- AIM OF THE EXERCISE
Extract, from the listing that follows, each line containing the word "以下简称省".

Stored entries:
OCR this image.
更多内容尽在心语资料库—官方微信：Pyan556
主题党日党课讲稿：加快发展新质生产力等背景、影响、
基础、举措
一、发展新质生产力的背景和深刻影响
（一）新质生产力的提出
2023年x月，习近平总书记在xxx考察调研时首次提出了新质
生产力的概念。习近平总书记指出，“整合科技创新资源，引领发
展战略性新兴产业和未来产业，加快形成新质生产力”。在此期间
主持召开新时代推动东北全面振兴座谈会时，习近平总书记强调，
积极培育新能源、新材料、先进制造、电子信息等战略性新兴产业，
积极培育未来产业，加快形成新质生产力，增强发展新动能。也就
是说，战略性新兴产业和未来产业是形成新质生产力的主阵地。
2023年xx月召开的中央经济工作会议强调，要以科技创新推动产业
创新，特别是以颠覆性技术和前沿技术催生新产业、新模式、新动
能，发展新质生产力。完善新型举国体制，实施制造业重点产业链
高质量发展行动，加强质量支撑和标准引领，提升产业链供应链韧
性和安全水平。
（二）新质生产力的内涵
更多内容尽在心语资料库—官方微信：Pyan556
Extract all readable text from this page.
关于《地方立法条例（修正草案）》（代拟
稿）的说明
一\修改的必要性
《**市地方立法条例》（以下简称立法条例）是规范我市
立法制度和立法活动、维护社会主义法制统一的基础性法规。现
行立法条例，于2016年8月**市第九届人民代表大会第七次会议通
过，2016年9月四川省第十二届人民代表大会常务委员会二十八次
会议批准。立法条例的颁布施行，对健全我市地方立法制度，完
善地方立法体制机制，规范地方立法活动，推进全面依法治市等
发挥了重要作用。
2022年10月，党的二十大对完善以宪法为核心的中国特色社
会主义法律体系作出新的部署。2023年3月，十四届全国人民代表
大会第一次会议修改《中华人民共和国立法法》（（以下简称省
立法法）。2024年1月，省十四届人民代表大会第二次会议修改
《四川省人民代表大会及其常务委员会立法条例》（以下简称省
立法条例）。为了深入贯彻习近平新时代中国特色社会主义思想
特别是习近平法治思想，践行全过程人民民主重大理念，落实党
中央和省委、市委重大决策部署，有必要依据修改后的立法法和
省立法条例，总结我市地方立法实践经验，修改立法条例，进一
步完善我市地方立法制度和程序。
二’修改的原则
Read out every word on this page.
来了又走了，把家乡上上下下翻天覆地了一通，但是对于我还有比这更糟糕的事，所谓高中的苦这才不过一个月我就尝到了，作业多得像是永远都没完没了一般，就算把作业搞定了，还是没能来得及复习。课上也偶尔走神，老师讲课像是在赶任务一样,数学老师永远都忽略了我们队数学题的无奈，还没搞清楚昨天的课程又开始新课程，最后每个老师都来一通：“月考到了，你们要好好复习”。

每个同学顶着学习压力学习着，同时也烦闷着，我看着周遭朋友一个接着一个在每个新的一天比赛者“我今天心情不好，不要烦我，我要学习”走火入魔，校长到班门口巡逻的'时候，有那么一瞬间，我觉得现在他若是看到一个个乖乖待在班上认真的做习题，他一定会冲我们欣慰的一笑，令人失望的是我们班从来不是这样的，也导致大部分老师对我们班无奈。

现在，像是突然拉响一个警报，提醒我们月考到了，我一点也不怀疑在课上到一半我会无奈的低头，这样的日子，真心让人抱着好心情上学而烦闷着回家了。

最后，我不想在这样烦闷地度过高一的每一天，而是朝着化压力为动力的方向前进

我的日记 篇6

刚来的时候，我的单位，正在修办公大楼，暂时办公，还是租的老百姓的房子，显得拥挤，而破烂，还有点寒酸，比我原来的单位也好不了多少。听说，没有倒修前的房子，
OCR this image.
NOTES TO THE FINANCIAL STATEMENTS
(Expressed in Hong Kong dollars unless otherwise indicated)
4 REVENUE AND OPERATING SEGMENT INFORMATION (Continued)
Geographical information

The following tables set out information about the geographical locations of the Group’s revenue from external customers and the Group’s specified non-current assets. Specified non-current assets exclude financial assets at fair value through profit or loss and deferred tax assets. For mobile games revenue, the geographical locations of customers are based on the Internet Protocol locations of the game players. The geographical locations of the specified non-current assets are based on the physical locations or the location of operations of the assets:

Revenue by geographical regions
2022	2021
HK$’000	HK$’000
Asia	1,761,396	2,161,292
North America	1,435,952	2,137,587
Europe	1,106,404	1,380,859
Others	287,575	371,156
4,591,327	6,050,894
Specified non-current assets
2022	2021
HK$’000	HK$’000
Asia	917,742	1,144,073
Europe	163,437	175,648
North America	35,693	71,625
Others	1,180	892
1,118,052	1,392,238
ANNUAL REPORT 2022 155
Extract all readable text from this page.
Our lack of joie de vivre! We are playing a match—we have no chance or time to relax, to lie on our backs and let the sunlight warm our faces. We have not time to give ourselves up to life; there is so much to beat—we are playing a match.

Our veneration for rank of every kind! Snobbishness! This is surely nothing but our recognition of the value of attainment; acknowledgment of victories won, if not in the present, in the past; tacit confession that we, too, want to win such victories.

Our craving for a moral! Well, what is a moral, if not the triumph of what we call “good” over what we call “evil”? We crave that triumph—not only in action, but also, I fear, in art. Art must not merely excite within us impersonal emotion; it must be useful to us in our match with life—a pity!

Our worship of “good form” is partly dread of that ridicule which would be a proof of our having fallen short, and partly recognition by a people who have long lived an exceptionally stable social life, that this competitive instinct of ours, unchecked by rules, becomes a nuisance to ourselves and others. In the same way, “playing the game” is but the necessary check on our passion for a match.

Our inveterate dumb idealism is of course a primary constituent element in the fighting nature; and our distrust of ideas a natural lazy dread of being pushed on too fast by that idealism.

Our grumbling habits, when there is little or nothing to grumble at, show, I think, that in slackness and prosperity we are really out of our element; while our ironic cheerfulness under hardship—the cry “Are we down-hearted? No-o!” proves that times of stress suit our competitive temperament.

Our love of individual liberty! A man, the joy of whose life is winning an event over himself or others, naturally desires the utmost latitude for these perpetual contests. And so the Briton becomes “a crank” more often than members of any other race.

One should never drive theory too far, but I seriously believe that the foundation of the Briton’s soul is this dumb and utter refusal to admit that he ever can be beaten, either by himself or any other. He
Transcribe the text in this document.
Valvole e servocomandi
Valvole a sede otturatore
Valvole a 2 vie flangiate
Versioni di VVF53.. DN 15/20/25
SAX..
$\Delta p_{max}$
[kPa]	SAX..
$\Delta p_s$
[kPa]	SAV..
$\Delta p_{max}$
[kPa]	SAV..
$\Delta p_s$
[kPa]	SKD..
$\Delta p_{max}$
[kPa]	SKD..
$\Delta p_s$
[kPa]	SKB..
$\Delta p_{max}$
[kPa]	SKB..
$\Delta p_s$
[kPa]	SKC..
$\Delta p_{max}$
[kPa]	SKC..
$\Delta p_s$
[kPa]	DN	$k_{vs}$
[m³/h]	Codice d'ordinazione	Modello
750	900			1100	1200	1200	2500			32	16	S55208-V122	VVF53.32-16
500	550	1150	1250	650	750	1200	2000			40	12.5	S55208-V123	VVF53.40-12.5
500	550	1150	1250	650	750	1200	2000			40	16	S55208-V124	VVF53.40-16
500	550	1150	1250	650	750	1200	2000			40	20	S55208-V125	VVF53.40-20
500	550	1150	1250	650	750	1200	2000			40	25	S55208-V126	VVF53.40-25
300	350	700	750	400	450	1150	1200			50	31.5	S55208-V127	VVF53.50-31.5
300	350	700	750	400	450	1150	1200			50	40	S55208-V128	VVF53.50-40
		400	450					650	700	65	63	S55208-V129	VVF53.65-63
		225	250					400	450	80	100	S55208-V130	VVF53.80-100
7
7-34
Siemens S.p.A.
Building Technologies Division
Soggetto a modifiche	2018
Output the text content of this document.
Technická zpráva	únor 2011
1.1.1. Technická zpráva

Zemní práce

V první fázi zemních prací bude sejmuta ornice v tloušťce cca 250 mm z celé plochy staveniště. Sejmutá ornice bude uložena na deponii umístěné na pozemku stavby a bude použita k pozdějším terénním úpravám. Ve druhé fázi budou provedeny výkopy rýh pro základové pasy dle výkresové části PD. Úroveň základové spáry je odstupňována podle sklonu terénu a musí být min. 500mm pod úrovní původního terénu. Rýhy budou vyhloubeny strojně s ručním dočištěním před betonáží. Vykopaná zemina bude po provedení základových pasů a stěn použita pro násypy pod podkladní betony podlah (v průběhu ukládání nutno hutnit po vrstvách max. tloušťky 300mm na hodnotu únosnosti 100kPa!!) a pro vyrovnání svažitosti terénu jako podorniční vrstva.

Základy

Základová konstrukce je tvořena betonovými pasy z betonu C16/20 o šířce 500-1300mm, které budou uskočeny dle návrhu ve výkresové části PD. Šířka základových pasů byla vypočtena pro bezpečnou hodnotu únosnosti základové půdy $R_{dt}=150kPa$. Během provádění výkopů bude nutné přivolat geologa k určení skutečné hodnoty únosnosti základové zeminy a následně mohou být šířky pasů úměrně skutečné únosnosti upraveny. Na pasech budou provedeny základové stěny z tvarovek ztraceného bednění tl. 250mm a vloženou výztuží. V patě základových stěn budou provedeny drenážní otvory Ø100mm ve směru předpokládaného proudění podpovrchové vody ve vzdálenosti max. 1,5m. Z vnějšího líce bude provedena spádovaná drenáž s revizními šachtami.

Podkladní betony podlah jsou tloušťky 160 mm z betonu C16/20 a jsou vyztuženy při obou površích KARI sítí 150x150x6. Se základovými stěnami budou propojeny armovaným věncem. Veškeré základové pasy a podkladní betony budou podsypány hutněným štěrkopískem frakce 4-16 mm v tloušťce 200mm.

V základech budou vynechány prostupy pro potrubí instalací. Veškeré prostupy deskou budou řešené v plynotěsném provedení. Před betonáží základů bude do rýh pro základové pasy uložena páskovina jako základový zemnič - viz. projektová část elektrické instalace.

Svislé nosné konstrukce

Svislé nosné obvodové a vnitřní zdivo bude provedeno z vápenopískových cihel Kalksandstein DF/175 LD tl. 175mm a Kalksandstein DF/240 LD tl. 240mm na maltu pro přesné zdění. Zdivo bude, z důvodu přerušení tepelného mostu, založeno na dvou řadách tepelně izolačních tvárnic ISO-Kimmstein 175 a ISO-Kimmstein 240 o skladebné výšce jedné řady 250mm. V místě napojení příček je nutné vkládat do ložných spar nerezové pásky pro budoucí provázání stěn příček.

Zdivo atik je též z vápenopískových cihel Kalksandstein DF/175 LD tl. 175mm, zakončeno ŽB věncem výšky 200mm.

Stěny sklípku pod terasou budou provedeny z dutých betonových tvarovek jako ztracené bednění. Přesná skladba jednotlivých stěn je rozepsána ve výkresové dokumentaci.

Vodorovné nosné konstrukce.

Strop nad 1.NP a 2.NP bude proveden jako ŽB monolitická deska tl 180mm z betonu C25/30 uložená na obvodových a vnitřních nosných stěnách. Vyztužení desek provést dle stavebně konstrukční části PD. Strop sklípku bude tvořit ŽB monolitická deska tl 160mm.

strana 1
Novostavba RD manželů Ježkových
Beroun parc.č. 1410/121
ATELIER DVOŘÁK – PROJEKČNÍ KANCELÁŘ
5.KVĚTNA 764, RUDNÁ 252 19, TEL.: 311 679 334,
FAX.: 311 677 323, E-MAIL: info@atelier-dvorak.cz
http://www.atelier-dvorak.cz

- WORKED SOLUTION
大会第一次会议修改《中华人民共和国立法法》（（以下简称省
《四川省人民代表大会及其常务委员会立法条例》（以下简称省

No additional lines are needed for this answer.